>> Begin Quoted passage

J: Why do people choose to fill?
G: The primary reason is to get the via at the pad connection, in the component. So when you're talking about high-speed digital, you don't want to go to a trace to a via, because that is all delay. By putting the via in the land, there is no delay to get into the signal.
J: I see - it's a performance issue.
G: It's a performance issue. The other thing is that it reduces the real estate that opens up for routing. So you get more routing channels as well. There is slightly lower reliability in a via that is plated, epoxy filled and plated over, versus a via that's just plated in the final. And the reason for that is, there's a different TG and thermal expansion of the epoxy from the copper barrel and from the laminate. So you have three different movements that are different than just a plated hole that's got air, or maybe cap and solder mask. And if you do reliability tests like PCQR squared from conductor analysis technology, which we've done multiple tests over a decade, you can see a slightly different cycle, longevity between a through-hole, not epoxy filled, and one epoxy filled. They will still meet all the requirements of IPC, but there is a slight reduction in reliability when you plate, epoxy fill and plate over. So just understand that. Another thing that you're trading off is copper foil when laminated to make a printed circuit board has the peel strength - sometimes about six to nine pounds per square inch peel strength, which is really good for assembly. It survives very well. However, when you epoxy fill, you have the peel strength around where you drilled - you still have it, but where the epoxy is filled in the center, and we plate over it, that peel strength of the epoxy, is probably about two pounds per square inch. It's much lower.
J: Is that because epoxy is somehow slick?
G: You’ve planarized it, which is a fancy word for sanding. So, now you would polish the surface, and then you deposit electroless copper that has no way to dig into it, so it has very low peel strength, and then you plated it on top of it. So, if you do too much heat or too much rework over a via in pad with epoxy fill, you may see, a bubble, I don't see it too often, but occasionally you do.

>> End Quoted passage

§ **Short exercise 1**: In the via-fill interview, why is a via that is plated, epoxy filled and plated over slightly less reliable than one that is only plated? Answer in one to three sentences.
§ **Short exercise 2**: Extend the via-fill interview past its final line.
The rows that come next are taken from a separate source.

>> Begin Extracted entries

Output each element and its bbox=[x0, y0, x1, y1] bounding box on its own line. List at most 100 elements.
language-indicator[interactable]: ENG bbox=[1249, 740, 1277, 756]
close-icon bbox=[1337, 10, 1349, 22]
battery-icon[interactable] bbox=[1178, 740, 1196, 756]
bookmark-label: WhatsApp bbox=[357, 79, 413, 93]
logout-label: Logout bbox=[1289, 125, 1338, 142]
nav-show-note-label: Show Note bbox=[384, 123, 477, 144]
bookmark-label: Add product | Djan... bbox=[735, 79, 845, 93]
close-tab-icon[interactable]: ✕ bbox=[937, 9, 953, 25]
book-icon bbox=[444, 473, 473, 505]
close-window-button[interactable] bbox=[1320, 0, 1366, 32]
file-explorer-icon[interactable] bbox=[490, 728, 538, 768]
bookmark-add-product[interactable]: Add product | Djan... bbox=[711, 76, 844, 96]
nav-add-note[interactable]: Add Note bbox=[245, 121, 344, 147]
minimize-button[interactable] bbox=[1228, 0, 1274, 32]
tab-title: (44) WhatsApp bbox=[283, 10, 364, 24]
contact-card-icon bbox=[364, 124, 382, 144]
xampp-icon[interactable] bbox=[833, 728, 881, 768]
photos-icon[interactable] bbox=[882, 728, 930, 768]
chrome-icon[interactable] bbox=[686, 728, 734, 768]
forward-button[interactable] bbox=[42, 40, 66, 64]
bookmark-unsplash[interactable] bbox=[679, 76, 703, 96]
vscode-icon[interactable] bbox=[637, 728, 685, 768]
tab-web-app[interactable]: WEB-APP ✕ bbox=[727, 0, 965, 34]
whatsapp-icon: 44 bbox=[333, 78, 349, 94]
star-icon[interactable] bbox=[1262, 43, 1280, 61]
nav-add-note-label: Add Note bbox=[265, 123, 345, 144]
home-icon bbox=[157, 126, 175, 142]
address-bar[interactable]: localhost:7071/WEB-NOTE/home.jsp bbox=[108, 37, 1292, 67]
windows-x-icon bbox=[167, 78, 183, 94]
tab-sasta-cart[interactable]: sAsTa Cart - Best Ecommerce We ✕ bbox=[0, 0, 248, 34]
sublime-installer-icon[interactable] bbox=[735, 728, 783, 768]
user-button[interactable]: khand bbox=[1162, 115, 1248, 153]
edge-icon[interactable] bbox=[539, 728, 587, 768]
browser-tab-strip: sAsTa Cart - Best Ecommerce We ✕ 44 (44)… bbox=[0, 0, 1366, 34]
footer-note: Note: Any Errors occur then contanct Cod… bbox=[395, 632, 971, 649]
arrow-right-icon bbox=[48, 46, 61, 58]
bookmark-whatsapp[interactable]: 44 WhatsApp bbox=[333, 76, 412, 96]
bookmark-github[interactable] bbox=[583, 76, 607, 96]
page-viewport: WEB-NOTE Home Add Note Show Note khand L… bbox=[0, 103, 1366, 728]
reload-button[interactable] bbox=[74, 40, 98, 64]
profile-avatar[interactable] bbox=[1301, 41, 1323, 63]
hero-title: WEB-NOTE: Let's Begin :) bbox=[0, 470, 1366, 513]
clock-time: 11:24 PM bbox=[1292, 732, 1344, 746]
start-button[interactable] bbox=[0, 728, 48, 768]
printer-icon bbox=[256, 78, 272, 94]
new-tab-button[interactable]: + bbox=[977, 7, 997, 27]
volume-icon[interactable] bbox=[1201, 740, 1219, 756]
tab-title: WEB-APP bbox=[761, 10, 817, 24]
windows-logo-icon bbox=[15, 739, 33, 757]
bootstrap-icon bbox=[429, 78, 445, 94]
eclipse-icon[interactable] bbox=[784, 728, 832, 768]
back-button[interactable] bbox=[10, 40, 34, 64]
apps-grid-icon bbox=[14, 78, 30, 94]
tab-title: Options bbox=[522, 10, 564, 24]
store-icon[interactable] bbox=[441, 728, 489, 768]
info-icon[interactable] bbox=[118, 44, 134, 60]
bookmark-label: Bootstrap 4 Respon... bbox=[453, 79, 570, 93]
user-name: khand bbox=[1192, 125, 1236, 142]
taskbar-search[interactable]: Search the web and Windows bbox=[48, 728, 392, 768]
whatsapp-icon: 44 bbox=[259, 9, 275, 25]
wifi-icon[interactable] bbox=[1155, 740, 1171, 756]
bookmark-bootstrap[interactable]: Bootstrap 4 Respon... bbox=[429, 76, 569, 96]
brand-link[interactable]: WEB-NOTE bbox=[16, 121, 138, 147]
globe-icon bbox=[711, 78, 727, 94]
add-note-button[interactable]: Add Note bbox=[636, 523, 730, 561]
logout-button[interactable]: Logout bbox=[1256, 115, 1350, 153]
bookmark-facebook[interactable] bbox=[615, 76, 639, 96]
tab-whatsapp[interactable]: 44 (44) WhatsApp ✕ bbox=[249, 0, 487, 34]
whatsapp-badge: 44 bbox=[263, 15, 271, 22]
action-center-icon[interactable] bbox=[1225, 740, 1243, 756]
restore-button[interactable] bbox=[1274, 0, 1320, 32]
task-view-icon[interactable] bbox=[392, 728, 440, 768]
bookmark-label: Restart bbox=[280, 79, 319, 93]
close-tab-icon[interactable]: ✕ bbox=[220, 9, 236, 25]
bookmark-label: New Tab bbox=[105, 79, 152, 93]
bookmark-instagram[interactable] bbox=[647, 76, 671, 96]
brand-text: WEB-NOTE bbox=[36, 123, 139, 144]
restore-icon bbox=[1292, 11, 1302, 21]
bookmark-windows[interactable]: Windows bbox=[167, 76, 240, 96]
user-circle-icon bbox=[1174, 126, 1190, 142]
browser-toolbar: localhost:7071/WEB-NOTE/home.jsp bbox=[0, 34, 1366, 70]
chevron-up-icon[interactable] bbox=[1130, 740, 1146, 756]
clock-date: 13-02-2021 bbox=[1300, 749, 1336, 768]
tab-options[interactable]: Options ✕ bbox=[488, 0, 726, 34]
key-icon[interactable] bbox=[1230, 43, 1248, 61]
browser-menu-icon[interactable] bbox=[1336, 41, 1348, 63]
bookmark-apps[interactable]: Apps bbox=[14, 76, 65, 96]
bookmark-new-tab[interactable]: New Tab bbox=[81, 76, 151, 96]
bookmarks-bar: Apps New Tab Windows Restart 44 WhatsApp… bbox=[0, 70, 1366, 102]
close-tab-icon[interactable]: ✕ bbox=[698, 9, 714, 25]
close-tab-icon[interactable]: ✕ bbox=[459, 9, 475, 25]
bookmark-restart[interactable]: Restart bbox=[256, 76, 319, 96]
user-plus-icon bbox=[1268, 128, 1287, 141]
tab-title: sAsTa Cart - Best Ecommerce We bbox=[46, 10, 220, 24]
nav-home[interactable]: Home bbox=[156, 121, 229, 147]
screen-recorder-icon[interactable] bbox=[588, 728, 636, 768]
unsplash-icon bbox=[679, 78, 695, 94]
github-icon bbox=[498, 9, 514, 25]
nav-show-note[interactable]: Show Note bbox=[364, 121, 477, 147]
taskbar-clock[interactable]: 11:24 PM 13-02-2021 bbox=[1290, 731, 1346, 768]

>> End Extracted entries

§ **Written response 1**: The epoxy has a different TG and thermal expansion than the copper barrel and the laminate. That gives three materials moving differently, unlike a plain plated hole that holds air or perhaps a cap and solder mask.

§ **Written response 2**:
J: So, you're seeing boards day in, day out. Like you said, it's always a trade-off, right? It's what are you trying to accomplish, what are the tradeoffs, costs, reliability; all these things come into play. Through Summit, do you see more filling, or do you just see across the board a variety of things? In other words, is there a trend?
G: The trend is to do more and more epoxy filling it is more and more common. It does help with giving you routing channels on outer layers where you would have had a land, a traditional trace and then a via. Well, if it's inside, that's a channel to ameliorate traces, so it gives you rating rounding channels and then speed performance. Once you have the via in the land, you're right to the component, you don't have a delay. It's a big reason for this being used, but you have to consider that when you add the wrap plating, the feature spacing is harder for manufacture because our ability to make space is all based on what is the total copper I'm trying to etch through? Not the finished copper thickness that we’ll plate up, but the base copper, which was the original copper plus wrap plating. And if you have a blind via, let's say we have a ten-layer or twelve-layer; a one-to-six - that requires wrap. And then you have a one-to-twelve with epoxy fill; that's a secondary wrap on top of the first wrap. And so you can make your base copper thicker and thicker and thicker and it's harder to make the finer features, which is why you were trying to do a high density interconnect in the first place.
J: Yeah, I've seen this. Again, I think as designers - not being manufacturers - you don't calculate in that additional plating when you go into the sequential land or whatever, you don't realize: oh, it's going through this three times, and you're adding little bits of copper each time, and I remember when we were in RFM Microwave, we'd be like: Wait, I ran simulations why is it doing this? I'm like: because there's way more copper. Then: but why? I'm like, well, you have to learn to be a board manufacturer to answer that question. So I think that's a very commonplace area.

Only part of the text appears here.